_Short exercise_
Collect all lines containing the word "title" from the data.

----- Given data -----

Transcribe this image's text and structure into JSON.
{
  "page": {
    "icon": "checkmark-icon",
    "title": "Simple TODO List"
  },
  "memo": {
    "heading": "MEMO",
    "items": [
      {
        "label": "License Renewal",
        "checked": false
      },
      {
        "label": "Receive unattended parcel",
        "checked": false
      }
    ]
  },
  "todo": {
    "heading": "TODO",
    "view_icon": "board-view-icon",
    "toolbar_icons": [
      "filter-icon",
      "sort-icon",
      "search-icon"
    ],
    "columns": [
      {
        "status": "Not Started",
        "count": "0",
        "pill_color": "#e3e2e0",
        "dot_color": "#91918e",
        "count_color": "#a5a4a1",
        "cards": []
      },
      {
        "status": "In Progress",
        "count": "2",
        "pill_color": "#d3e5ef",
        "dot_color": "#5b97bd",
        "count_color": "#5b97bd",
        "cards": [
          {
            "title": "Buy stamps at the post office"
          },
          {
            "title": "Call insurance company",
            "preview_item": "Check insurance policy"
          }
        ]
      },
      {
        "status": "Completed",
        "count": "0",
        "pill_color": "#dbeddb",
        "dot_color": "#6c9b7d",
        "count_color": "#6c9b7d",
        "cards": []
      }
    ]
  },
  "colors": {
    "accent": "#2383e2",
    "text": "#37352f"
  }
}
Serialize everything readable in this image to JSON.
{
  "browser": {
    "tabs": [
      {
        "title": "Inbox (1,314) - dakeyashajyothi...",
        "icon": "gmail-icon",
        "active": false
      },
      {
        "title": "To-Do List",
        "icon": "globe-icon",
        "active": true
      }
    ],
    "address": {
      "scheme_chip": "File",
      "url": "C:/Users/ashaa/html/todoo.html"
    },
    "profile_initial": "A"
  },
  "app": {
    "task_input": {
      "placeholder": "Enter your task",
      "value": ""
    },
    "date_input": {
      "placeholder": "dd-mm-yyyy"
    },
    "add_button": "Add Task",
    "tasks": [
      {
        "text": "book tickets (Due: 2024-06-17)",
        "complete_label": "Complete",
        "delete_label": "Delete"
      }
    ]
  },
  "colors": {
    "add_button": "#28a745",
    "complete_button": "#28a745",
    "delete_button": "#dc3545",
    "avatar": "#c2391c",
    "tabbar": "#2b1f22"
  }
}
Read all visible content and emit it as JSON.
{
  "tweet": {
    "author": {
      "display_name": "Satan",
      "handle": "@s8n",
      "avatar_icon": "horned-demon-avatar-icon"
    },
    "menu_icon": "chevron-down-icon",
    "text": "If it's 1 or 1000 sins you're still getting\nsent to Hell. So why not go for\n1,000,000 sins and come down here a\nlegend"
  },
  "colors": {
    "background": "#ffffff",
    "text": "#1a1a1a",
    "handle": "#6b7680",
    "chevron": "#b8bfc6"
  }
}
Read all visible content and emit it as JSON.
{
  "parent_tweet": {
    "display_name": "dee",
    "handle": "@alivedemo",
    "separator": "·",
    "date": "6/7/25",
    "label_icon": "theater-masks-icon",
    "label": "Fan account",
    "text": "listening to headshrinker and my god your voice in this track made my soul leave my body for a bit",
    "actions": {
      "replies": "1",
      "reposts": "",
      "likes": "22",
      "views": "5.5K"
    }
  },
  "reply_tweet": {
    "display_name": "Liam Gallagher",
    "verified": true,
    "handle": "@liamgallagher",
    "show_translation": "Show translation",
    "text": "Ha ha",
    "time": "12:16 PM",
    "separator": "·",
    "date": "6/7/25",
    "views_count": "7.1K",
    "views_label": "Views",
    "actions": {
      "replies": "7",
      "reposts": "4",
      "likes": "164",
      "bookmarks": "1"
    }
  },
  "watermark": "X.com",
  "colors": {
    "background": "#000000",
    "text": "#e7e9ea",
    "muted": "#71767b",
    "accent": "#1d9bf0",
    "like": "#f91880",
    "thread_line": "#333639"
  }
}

-----

_Result for this exercise_
    "title": "Simple TODO List"
            "title": "Buy stamps at the post office"
            "title": "Call insurance company",
        "title": "Inbox (1,314) - dakeyashajyothi...",
        "title": "To-Do List",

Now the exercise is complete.